--- Material shown ---

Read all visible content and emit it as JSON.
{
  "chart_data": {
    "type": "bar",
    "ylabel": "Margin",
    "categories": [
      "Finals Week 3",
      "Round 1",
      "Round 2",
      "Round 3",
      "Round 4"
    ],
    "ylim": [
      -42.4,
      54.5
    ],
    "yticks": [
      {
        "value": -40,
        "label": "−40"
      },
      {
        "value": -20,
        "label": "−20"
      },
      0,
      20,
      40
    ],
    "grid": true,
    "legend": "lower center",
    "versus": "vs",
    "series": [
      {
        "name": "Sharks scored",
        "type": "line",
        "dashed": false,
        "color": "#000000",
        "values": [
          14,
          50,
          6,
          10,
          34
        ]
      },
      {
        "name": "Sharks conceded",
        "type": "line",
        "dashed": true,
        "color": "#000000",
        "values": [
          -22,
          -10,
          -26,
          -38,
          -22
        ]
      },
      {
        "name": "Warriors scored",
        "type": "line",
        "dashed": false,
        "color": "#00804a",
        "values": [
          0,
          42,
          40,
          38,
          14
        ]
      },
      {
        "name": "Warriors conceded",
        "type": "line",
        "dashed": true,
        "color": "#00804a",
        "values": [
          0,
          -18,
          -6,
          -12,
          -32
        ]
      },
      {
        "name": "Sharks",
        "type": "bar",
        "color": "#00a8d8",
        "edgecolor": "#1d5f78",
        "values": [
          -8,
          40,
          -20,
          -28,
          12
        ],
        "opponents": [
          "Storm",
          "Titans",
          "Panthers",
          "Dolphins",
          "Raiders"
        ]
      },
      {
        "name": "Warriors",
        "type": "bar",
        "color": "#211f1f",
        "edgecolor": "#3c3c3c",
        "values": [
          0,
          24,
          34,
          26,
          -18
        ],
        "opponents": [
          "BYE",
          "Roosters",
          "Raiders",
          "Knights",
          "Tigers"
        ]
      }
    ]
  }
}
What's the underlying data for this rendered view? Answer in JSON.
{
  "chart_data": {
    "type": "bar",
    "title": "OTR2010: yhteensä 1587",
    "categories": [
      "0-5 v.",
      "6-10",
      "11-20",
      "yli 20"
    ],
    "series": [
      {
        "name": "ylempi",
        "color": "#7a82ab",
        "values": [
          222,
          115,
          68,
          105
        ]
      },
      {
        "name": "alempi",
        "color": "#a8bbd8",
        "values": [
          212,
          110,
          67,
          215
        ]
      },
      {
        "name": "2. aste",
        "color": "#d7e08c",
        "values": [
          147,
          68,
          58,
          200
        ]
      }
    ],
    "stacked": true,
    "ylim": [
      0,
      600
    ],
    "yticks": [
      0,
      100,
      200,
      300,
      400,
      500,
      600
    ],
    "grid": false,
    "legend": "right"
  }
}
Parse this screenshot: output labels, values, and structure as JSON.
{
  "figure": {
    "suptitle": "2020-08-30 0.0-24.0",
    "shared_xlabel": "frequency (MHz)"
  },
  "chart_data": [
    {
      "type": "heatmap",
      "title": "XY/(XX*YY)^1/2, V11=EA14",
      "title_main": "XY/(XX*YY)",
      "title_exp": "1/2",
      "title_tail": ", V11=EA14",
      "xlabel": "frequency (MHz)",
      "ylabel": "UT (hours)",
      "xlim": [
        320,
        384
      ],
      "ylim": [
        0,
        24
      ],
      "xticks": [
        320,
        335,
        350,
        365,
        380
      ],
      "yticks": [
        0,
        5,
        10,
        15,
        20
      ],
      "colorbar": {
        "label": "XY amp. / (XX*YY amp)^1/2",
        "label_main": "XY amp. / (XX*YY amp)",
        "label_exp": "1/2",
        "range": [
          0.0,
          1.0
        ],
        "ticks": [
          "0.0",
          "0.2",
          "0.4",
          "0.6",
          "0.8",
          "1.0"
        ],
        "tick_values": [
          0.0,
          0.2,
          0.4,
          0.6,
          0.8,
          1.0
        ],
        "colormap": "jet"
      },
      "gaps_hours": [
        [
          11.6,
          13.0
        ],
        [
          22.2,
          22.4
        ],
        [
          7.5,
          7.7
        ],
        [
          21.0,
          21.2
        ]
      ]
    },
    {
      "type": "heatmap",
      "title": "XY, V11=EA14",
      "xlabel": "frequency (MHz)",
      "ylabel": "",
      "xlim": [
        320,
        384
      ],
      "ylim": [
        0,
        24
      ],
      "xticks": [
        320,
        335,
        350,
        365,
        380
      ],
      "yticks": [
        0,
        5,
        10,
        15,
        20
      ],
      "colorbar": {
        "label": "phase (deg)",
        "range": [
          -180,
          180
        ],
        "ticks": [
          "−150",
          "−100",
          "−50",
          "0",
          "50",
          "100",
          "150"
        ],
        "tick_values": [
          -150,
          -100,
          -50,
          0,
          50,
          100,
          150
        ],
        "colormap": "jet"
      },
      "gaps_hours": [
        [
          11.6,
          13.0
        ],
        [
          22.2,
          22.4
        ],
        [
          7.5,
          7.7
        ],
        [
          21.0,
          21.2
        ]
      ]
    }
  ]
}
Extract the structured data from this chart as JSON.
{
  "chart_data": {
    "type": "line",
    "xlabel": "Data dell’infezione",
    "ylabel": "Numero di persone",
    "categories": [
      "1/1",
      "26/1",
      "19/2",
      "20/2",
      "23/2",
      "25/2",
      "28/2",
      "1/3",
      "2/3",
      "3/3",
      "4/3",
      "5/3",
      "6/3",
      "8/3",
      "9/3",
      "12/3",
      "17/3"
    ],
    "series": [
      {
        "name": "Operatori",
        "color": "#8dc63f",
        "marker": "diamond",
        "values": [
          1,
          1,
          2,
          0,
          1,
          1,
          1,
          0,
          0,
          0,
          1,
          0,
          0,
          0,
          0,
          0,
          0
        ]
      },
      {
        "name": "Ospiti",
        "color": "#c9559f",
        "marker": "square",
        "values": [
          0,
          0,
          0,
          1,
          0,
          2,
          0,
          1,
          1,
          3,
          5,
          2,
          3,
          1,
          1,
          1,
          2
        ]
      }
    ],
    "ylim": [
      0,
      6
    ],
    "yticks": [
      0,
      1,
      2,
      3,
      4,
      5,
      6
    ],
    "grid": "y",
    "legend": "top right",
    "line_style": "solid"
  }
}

---

Exercise description: Word for word, restate all of the data shown above.

Written response:
Read all visible content and emit it as JSON.
{
  "chart_data": {
    "type": "bar",
    "ylabel": "Margin",
    "categories": [
      "Finals Week 3",
      "Round 1",
      "Round 2",
      "Round 3",
      "Round 4"
    ],
    "ylim": [
      -42.4,
      54.5
    ],
    "yticks": [
      {
        "value": -40,
        "label": "−40"
      },
      {
        "value": -20,
        "label": "−20"
      },
      0,
      20,
      40
    ],
    "grid": true,
    "legend": "lower center",
    "versus": "vs",
    "series": [
      {
        "name": "Sharks scored",
        "type": "line",
        "dashed": false,
        "color": "#000000",
        "values": [
          14,
          50,
          6,
          10,
          34
        ]
      },
      {
        "name": "Sharks conceded",
        "type": "line",
        "dashed": true,
        "color": "#000000",
        "values": [
          -22,
          -10,
          -26,
          -38,
          -22
        ]
      },
      {
        "name": "Warriors scored",
        "type": "line",
        "dashed": false,
        "color": "#00804a",
        "values": [
          0,
          42,
          40,
          38,
          14
        ]
      },
      {
        "name": "Warriors conceded",
        "type": "line",
        "dashed": true,
        "color": "#00804a",
        "values": [
          0,
          -18,
          -6,
          -12,
          -32
        ]
      },
      {
        "name": "Sharks",
        "type": "bar",
        "color": "#00a8d8",
        "edgecolor": "#1d5f78",
        "values": [
          -8,
          40,
          -20,
          -28,
          12
        ],
        "opponents": [
          "Storm",
          "Titans",
          "Panthers",
          "Dolphins",
          "Raiders"
        ]
      },
      {
        "name": "Warriors",
        "type": "bar",
        "color": "#211f1f",
        "edgecolor": "#3c3c3c",
        "values": [
          0,
          24,
          34,
          26,
          -18
        ],
        "opponents": [
          "BYE",
          "Roosters",
          "Raiders",
          "Knights",
          "Tigers"
        ]
      }
    ]
  }
}
What's the underlying data for this rendered view? Answer in JSON.
{
  "chart_data": {
    "type": "bar",
    "title": "OTR2010: yhteensä 1587",
    "categories": [
      "0-5 v.",
      "6-10",
      "11-20",
      "yli 20"
    ],
    "series": [
      {
        "name": "ylempi",
        "color": "#7a82ab",
        "values": [
          222,
          115,
          68,
          105
        ]
      },
      {
        "name": "alempi",
        "color": "#a8bbd8",
        "values": [
          212,
          110,
          67,
          215
        ]
      },
      {
        "name": "2. aste",
        "color": "#d7e08c",
        "values": [
          147,
          68,
          58,
          200
        ]
      }
    ],
    "stacked": true,
    "ylim": [
      0,
      600
    ],
    "yticks": [
      0,
      100,
      200,
      300,
      400,
      500,
      600
    ],
    "grid": false,
    "legend": "right"
  }
}
Parse this screenshot: output labels, values, and structure as JSON.
{
  "figure": {
    "suptitle": "2020-08-30 0.0-24.0",
    "shared_xlabel": "frequency (MHz)"
  },
  "chart_data": [
    {
      "type": "heatmap",
      "title": "XY/(XX*YY)^1/2, V11=EA14",
      "title_main": "XY/(XX*YY)",
      "title_exp": "1/2",
      "title_tail": ", V11=EA14",
      "xlabel": "frequency (MHz)",
      "ylabel": "UT (hours)",
      "xlim": [
        320,
        384
      ],
      "ylim": [
        0,
        24
      ],
      "xticks": [
        320,
        335,
        350,
        365,
        380
      ],
      "yticks": [
        0,
        5,
        10,
        15,
        20
      ],
      "colorbar": {
        "label": "XY amp. / (XX*YY amp)^1/2",
        "label_main": "XY amp. / (XX*YY amp)",
        "label_exp": "1/2",
        "range": [
          0.0,
          1.0
        ],
        "ticks": [
          "0.0",
          "0.2",
          "0.4",
          "0.6",
          "0.8",
          "1.0"
        ],
        "tick_values": [
          0.0,
          0.2,
          0.4,
          0.6,
          0.8,
          1.0
        ],
        "colormap": "jet"
      },
      "gaps_hours": [
        [
          11.6,
          13.0
        ],
        [
          22.2,
          22.4
        ],
        [
          7.5,
          7.7
        ],
        [
          21.0,
          21.2
        ]
      ]
    },
    {
      "type": "heatmap",
      "title": "XY, V11=EA14",
      "xlabel": "frequency (MHz)",
      "ylabel": "",
      "xlim": [
        320,
        384
      ],
      "ylim": [
        0,
        24
      ],
      "xticks": [
        320,
        335,
        350,
        365,
        380
      ],
      "yticks": [
        0,
        5,
        10,
        15,
        20
      ],
      "colorbar": {
        "label": "phase (deg)",
        "range": [
          -180,
          180
        ],
        "ticks": [
          "−150",
          "−100",
          "−50",
          "0",
          "50",
          "100",
          "150"
        ],
        "tick_values": [
          -150,
          -100,
          -50,
          0,
          50,
          100,
          150
        ],
        "colormap": "jet"
      },
      "gaps_hours": [
        [
          11.6,
          13.0
        ],
        [
          22.2,
          22.4
        ],
        [
          7.5,
          7.7
        ],
        [
          21.0,
          21.2
        ]
      ]
    }
  ]
}
Extract the structured data from this chart as JSON.
{
  "chart_data": {
    "type": "line",
    "xlabel": "Data dell’infezione",
    "ylabel": "Numero di persone",
    "categories": [
      "1/1",
      "26/1",
      "19/2",
      "20/2",
      "23/2",
      "25/2",
      "28/2",
      "1/3",
      "2/3",
      "3/3",
      "4/3",
      "5/3",
      "6/3",
      "8/3",
      "9/3",
      "12/3",
      "17/3"
    ],
    "series": [
      {
        "name": "Operatori",
        "color": "#8dc63f",
        "marker": "diamond",
        "values": [
          1,
          1,
          2,
          0,
          1,
          1,
          1,
          0,
          0,
          0,
          1,
          0,
          0,
          0,
          0,
          0,
          0
        ]
      },
      {
        "name": "Ospiti",
        "color": "#c9559f",
        "marker": "square",
        "values": [
          0,
          0,
          0,
          1,
          0,
          2,
          0,
          1,
          1,
          3,
          5,
          2,
          3,
          1,
          1,
          1,
          2
        ]
      }
    ],
    "ylim": [
      0,
      6
    ],
    "yticks": [
      0,
      1,
      2,
      3,
      4,
      5,
      6
    ],
    "grid": "y",
    "legend": "top right",
    "line_style": "solid"
  }
}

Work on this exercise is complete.